> **WHAT IS EXPECTED**: Retype every line below with no changes at all.
-- start of DATASET ROWS --
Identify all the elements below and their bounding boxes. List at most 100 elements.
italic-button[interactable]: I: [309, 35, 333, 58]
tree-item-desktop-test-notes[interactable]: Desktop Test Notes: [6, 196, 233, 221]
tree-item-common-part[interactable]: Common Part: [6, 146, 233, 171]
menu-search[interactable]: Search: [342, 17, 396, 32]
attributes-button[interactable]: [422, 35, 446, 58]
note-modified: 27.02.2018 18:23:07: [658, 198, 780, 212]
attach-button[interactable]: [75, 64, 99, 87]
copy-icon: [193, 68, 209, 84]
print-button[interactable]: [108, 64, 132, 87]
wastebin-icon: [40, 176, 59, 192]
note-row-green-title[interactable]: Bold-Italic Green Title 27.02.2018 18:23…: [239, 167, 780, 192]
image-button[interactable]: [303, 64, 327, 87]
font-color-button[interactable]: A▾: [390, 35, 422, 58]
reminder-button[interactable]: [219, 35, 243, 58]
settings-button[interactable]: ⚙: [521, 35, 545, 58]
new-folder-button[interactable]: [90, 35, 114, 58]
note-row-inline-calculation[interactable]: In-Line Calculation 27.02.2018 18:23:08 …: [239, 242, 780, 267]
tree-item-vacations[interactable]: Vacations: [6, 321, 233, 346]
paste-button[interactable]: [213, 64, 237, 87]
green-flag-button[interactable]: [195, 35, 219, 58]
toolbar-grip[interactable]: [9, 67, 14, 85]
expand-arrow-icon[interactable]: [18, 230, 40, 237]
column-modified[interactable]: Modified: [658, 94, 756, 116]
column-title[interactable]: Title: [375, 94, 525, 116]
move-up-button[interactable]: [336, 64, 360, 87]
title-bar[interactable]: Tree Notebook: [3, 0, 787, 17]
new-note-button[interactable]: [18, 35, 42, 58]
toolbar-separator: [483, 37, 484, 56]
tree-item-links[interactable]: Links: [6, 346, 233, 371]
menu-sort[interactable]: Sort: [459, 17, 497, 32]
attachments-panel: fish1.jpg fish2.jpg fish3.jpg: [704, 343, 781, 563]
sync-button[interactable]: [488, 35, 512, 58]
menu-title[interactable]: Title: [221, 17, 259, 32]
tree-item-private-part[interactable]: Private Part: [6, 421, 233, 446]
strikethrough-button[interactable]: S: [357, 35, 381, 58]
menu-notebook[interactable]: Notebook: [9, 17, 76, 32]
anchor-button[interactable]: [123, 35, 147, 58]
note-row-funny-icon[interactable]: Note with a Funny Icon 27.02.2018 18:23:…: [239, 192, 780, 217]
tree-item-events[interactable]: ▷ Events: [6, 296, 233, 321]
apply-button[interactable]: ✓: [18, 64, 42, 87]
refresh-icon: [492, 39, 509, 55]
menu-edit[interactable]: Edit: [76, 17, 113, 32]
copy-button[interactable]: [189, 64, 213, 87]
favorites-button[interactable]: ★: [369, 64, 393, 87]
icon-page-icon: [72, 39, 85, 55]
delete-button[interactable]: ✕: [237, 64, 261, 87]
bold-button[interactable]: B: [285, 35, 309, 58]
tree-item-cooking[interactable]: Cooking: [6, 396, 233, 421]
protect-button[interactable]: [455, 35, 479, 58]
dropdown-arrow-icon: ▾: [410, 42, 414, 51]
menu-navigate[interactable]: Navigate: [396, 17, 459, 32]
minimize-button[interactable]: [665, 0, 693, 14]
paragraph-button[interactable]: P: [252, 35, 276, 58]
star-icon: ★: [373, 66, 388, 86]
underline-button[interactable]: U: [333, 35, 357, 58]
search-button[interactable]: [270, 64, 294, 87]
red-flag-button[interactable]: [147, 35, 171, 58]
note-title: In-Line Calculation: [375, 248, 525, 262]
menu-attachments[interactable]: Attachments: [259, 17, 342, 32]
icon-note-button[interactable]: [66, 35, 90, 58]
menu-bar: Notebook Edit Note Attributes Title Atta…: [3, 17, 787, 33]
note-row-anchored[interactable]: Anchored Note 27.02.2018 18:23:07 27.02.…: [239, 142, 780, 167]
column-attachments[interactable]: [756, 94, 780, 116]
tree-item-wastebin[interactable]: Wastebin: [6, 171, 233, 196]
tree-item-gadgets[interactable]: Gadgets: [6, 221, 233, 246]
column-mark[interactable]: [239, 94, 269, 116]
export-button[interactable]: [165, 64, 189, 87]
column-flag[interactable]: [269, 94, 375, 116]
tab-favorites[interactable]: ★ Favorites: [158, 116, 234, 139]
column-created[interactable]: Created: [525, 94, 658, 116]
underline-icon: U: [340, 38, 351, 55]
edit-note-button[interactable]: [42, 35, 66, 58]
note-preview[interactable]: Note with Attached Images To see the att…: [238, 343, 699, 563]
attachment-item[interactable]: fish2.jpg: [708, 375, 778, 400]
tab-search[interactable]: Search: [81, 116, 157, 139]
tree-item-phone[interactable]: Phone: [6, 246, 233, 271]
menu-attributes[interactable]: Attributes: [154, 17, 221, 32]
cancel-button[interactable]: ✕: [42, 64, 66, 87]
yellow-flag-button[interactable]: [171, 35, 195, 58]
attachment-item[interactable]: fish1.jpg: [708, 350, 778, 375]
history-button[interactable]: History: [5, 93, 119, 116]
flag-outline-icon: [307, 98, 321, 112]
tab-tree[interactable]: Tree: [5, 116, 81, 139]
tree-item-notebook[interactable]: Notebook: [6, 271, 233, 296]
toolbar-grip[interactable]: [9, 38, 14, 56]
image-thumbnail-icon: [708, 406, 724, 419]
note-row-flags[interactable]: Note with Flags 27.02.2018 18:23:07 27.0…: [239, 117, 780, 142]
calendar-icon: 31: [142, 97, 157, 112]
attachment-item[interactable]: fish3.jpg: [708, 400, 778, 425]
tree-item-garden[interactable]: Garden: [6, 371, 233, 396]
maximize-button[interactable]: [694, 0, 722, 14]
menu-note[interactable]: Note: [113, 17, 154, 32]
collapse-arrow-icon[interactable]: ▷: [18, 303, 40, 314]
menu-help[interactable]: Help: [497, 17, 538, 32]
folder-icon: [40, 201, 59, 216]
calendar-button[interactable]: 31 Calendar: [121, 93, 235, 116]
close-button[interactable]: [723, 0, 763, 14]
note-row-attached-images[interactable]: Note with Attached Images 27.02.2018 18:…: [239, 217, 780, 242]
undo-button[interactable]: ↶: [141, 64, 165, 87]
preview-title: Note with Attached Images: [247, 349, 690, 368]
-- end of DATASET ROWS --
> **RESULT FOR THIS EXERCISE**:
Identify all the elements below and their bounding boxes. List at most 100 elements.
italic-button[interactable]: I: [309, 35, 333, 58]
tree-item-desktop-test-notes[interactable]: Desktop Test Notes: [6, 196, 233, 221]
tree-item-common-part[interactable]: Common Part: [6, 146, 233, 171]
menu-search[interactable]: Search: [342, 17, 396, 32]
attributes-button[interactable]: [422, 35, 446, 58]
note-modified: 27.02.2018 18:23:07: [658, 198, 780, 212]
attach-button[interactable]: [75, 64, 99, 87]
copy-icon: [193, 68, 209, 84]
print-button[interactable]: [108, 64, 132, 87]
wastebin-icon: [40, 176, 59, 192]
note-row-green-title[interactable]: Bold-Italic Green Title 27.02.2018 18:23…: [239, 167, 780, 192]
image-button[interactable]: [303, 64, 327, 87]
font-color-button[interactable]: A▾: [390, 35, 422, 58]
reminder-button[interactable]: [219, 35, 243, 58]
settings-button[interactable]: ⚙: [521, 35, 545, 58]
new-folder-button[interactable]: [90, 35, 114, 58]
note-row-inline-calculation[interactable]: In-Line Calculation 27.02.2018 18:23:08 …: [239, 242, 780, 267]
tree-item-vacations[interactable]: Vacations: [6, 321, 233, 346]
paste-button[interactable]: [213, 64, 237, 87]
green-flag-button[interactable]: [195, 35, 219, 58]
toolbar-grip[interactable]: [9, 67, 14, 85]
expand-arrow-icon[interactable]: [18, 230, 40, 237]
column-modified[interactable]: Modified: [658, 94, 756, 116]
column-title[interactable]: Title: [375, 94, 525, 116]
move-up-button[interactable]: [336, 64, 360, 87]
title-bar[interactable]: Tree Notebook: [3, 0, 787, 17]
new-note-button[interactable]: [18, 35, 42, 58]
toolbar-separator: [483, 37, 484, 56]
tree-item-links[interactable]: Links: [6, 346, 233, 371]
menu-sort[interactable]: Sort: [459, 17, 497, 32]
attachments-panel: fish1.jpg fish2.jpg fish3.jpg: [704, 343, 781, 563]
sync-button[interactable]: [488, 35, 512, 58]
menu-title[interactable]: Title: [221, 17, 259, 32]
tree-item-private-part[interactable]: Private Part: [6, 421, 233, 446]
strikethrough-button[interactable]: S: [357, 35, 381, 58]
menu-notebook[interactable]: Notebook: [9, 17, 76, 32]
anchor-button[interactable]: [123, 35, 147, 58]
note-row-funny-icon[interactable]: Note with a Funny Icon 27.02.2018 18:23:…: [239, 192, 780, 217]
tree-item-events[interactable]: ▷ Events: [6, 296, 233, 321]
apply-button[interactable]: ✓: [18, 64, 42, 87]
refresh-icon: [492, 39, 509, 55]
menu-edit[interactable]: Edit: [76, 17, 113, 32]
copy-button[interactable]: [189, 64, 213, 87]
favorites-button[interactable]: ★: [369, 64, 393, 87]
icon-page-icon: [72, 39, 85, 55]
delete-button[interactable]: ✕: [237, 64, 261, 87]
bold-button[interactable]: B: [285, 35, 309, 58]
tree-item-cooking[interactable]: Cooking: [6, 396, 233, 421]
protect-button[interactable]: [455, 35, 479, 58]
dropdown-arrow-icon: ▾: [410, 42, 414, 51]
menu-navigate[interactable]: Navigate: [396, 17, 459, 32]
minimize-button[interactable]: [665, 0, 693, 14]
paragraph-button[interactable]: P: [252, 35, 276, 58]
star-icon: ★: [373, 66, 388, 86]
underline-button[interactable]: U: [333, 35, 357, 58]
search-button[interactable]: [270, 64, 294, 87]
red-flag-button[interactable]: [147, 35, 171, 58]
note-title: In-Line Calculation: [375, 248, 525, 262]
menu-attachments[interactable]: Attachments: [259, 17, 342, 32]
icon-note-button[interactable]: [66, 35, 90, 58]
menu-bar: Notebook Edit Note Attributes Title Atta…: [3, 17, 787, 33]
note-row-anchored[interactable]: Anchored Note 27.02.2018 18:23:07 27.02.…: [239, 142, 780, 167]
column-attachments[interactable]: [756, 94, 780, 116]
tree-item-wastebin[interactable]: Wastebin: [6, 171, 233, 196]
tree-item-gadgets[interactable]: Gadgets: [6, 221, 233, 246]
column-mark[interactable]: [239, 94, 269, 116]
export-button[interactable]: [165, 64, 189, 87]
column-flag[interactable]: [269, 94, 375, 116]
tab-favorites[interactable]: ★ Favorites: [158, 116, 234, 139]
column-created[interactable]: Created: [525, 94, 658, 116]
underline-icon: U: [340, 38, 351, 55]
edit-note-button[interactable]: [42, 35, 66, 58]
note-preview[interactable]: Note with Attached Images To see the att…: [238, 343, 699, 563]
attachment-item[interactable]: fish2.jpg: [708, 375, 778, 400]
tab-search[interactable]: Search: [81, 116, 157, 139]
tree-item-phone[interactable]: Phone: [6, 246, 233, 271]
menu-attributes[interactable]: Attributes: [154, 17, 221, 32]
cancel-button[interactable]: ✕: [42, 64, 66, 87]
yellow-flag-button[interactable]: [171, 35, 195, 58]
attachment-item[interactable]: fish1.jpg: [708, 350, 778, 375]
history-button[interactable]: History: [5, 93, 119, 116]
flag-outline-icon: [307, 98, 321, 112]
tab-tree[interactable]: Tree: [5, 116, 81, 139]
tree-item-notebook[interactable]: Notebook: [6, 271, 233, 296]
toolbar-grip[interactable]: [9, 38, 14, 56]
image-thumbnail-icon: [708, 406, 724, 419]
note-row-flags[interactable]: Note with Flags 27.02.2018 18:23:07 27.0…: [239, 117, 780, 142]
calendar-icon: 31: [142, 97, 157, 112]
attachment-item[interactable]: fish3.jpg: [708, 400, 778, 425]
tree-item-garden[interactable]: Garden: [6, 371, 233, 396]
maximize-button[interactable]: [694, 0, 722, 14]
menu-note[interactable]: Note: [113, 17, 154, 32]
collapse-arrow-icon[interactable]: ▷: [18, 303, 40, 314]
menu-help[interactable]: Help: [497, 17, 538, 32]
folder-icon: [40, 201, 59, 216]
calendar-button[interactable]: 31 Calendar: [121, 93, 235, 116]
close-button[interactable]: [723, 0, 763, 14]
note-row-attached-images[interactable]: Note with Attached Images 27.02.2018 18:…: [239, 217, 780, 242]
undo-button[interactable]: ↶: [141, 64, 165, 87]
preview-title: Note with Attached Images: [247, 349, 690, 368]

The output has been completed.